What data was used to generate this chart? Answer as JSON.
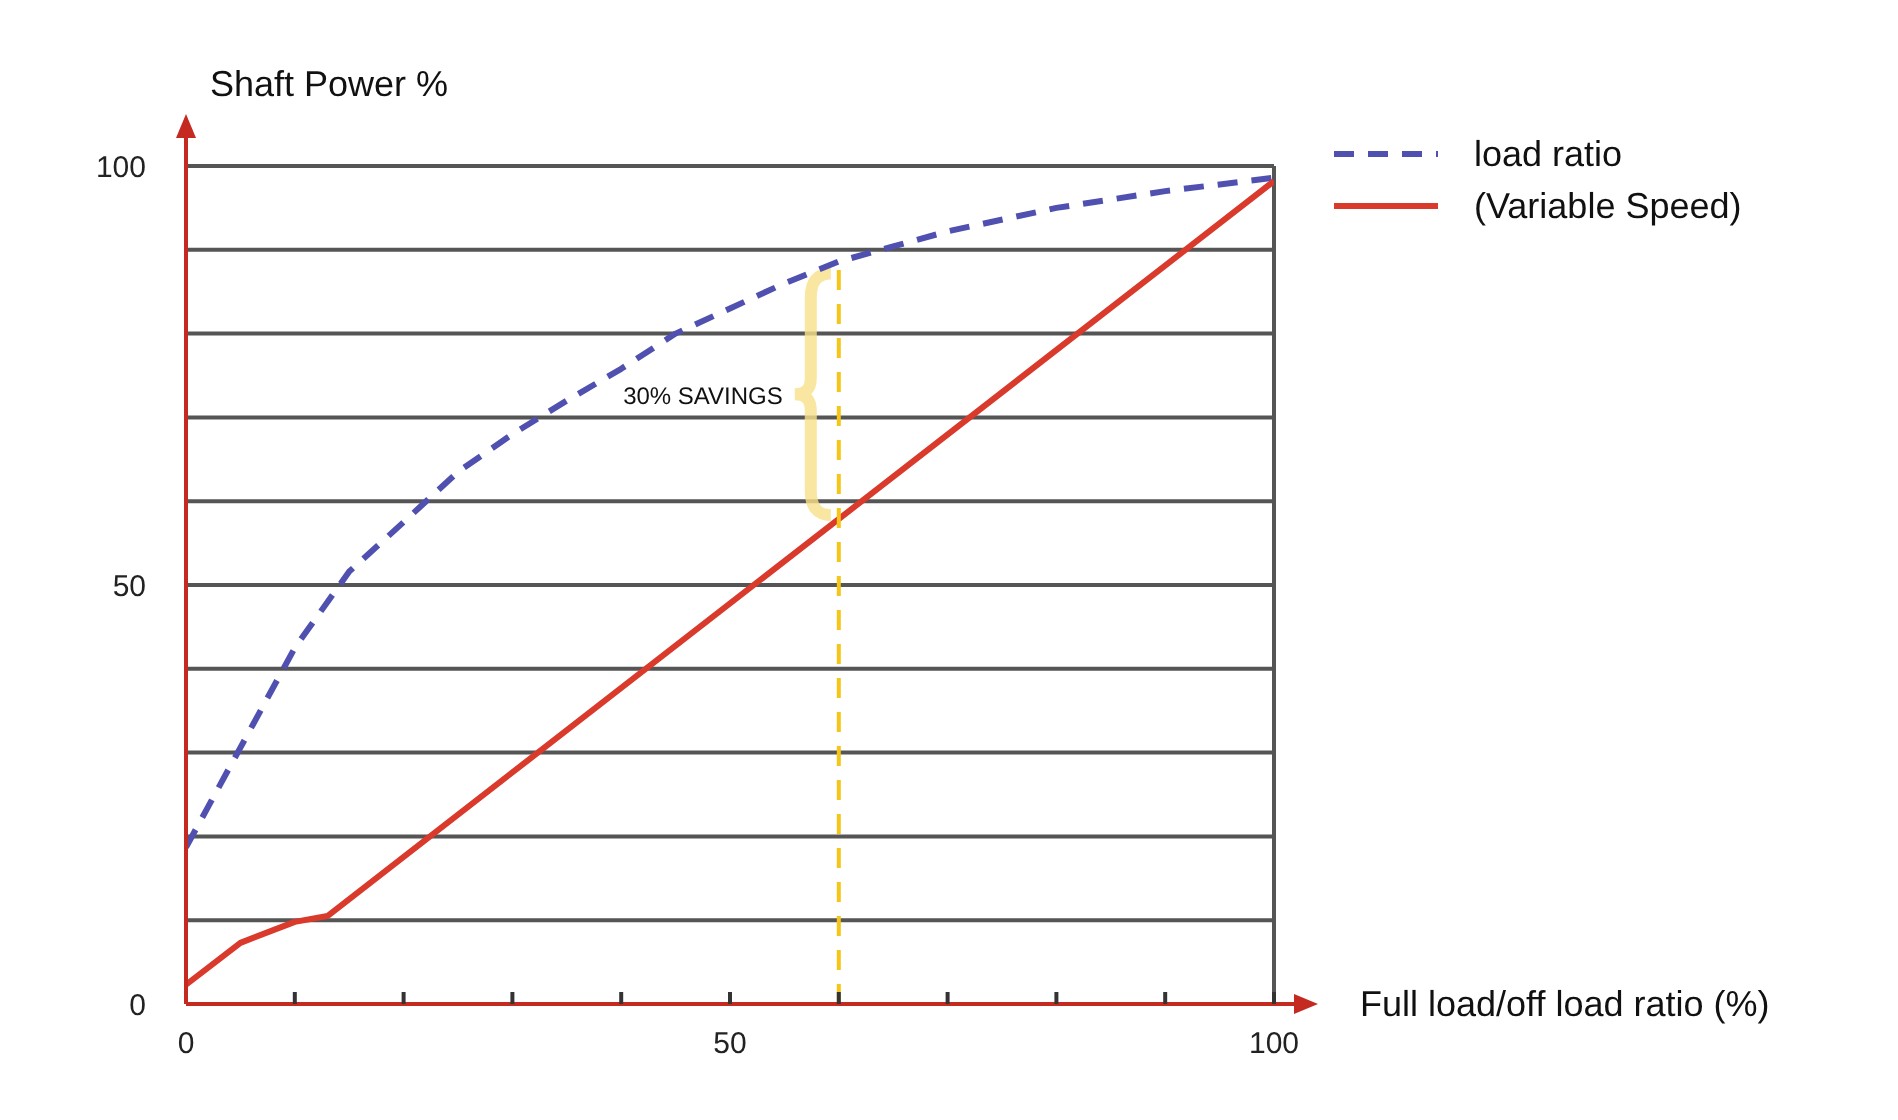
{
  "chart_data": {
    "type": "line",
    "ylabel": "Shaft Power %",
    "xlabel": "Full load/off load ratio (%)",
    "xlim": [
      0,
      100
    ],
    "ylim": [
      0,
      100
    ],
    "xticks": [
      0,
      {
        "value": 10,
        "label": null
      },
      {
        "value": 20,
        "label": null
      },
      {
        "value": 30,
        "label": null
      },
      {
        "value": 40,
        "label": null
      },
      50,
      {
        "value": 60,
        "label": null
      },
      {
        "value": 70,
        "label": null
      },
      {
        "value": 80,
        "label": null
      },
      {
        "value": 90,
        "label": null
      },
      100
    ],
    "yticks": [
      0,
      {
        "value": 10,
        "label": null
      },
      {
        "value": 20,
        "label": null
      },
      {
        "value": 30,
        "label": null
      },
      {
        "value": 40,
        "label": null
      },
      50,
      {
        "value": 60,
        "label": null
      },
      {
        "value": 70,
        "label": null
      },
      {
        "value": 80,
        "label": null
      },
      {
        "value": 90,
        "label": null
      },
      100
    ],
    "grid": "y",
    "legend": "top right",
    "marker": "none",
    "series": [
      {
        "name": "load ratio",
        "color": "#5050b0",
        "line_style": "dashed",
        "x": [
          0,
          5,
          10,
          15,
          20,
          25,
          30,
          35,
          40,
          45,
          50,
          55,
          60,
          65,
          70,
          80,
          90,
          100
        ],
        "values": [
          18.7,
          30.6,
          42.5,
          51.6,
          57.5,
          63.5,
          68,
          72,
          75.8,
          80,
          83,
          86,
          88.6,
          90.4,
          92.2,
          95,
          97,
          98.6
        ]
      },
      {
        "name": "(Variable Speed)",
        "color": "#d93a2b",
        "line_style": "solid",
        "x": [
          0,
          5,
          10,
          13,
          100
        ],
        "values": [
          2.3,
          7.3,
          9.8,
          10.5,
          98.2
        ]
      }
    ],
    "ref_lines": [
      {
        "axis": "x",
        "value": 60,
        "color": "#f5c518",
        "line_style": "dashed"
      }
    ],
    "annotations": [
      "30% SAVINGS"
    ]
  }
}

════════════════════

TASK STATEMENT: Skip every picture and transcribe the data above exactly.

TASK ANSWER:
What data was used to generate this chart? Answer as JSON.
{
  "chart_data": {
    "type": "line",
    "ylabel": "Shaft Power %",
    "xlabel": "Full load/off load ratio (%)",
    "xlim": [
      0,
      100
    ],
    "ylim": [
      0,
      100
    ],
    "xticks": [
      0,
      {
        "value": 10,
        "label": null
      },
      {
        "value": 20,
        "label": null
      },
      {
        "value": 30,
        "label": null
      },
      {
        "value": 40,
        "label": null
      },
      50,
      {
        "value": 60,
        "label": null
      },
      {
        "value": 70,
        "label": null
      },
      {
        "value": 80,
        "label": null
      },
      {
        "value": 90,
        "label": null
      },
      100
    ],
    "yticks": [
      0,
      {
        "value": 10,
        "label": null
      },
      {
        "value": 20,
        "label": null
      },
      {
        "value": 30,
        "label": null
      },
      {
        "value": 40,
        "label": null
      },
      50,
      {
        "value": 60,
        "label": null
      },
      {
        "value": 70,
        "label": null
      },
      {
        "value": 80,
        "label": null
      },
      {
        "value": 90,
        "label": null
      },
      100
    ],
    "grid": "y",
    "legend": "top right",
    "marker": "none",
    "series": [
      {
        "name": "load ratio",
        "color": "#5050b0",
        "line_style": "dashed",
        "x": [
          0,
          5,
          10,
          15,
          20,
          25,
          30,
          35,
          40,
          45,
          50,
          55,
          60,
          65,
          70,
          80,
          90,
          100
        ],
        "values": [
          18.7,
          30.6,
          42.5,
          51.6,
          57.5,
          63.5,
          68,
          72,
          75.8,
          80,
          83,
          86,
          88.6,
          90.4,
          92.2,
          95,
          97,
          98.6
        ]
      },
      {
        "name": "(Variable Speed)",
        "color": "#d93a2b",
        "line_style": "solid",
        "x": [
          0,
          5,
          10,
          13,
          100
        ],
        "values": [
          2.3,
          7.3,
          9.8,
          10.5,
          98.2
        ]
      }
    ],
    "ref_lines": [
      {
        "axis": "x",
        "value": 60,
        "color": "#f5c518",
        "line_style": "dashed"
      }
    ],
    "annotations": [
      "30% SAVINGS"
    ]
  }
}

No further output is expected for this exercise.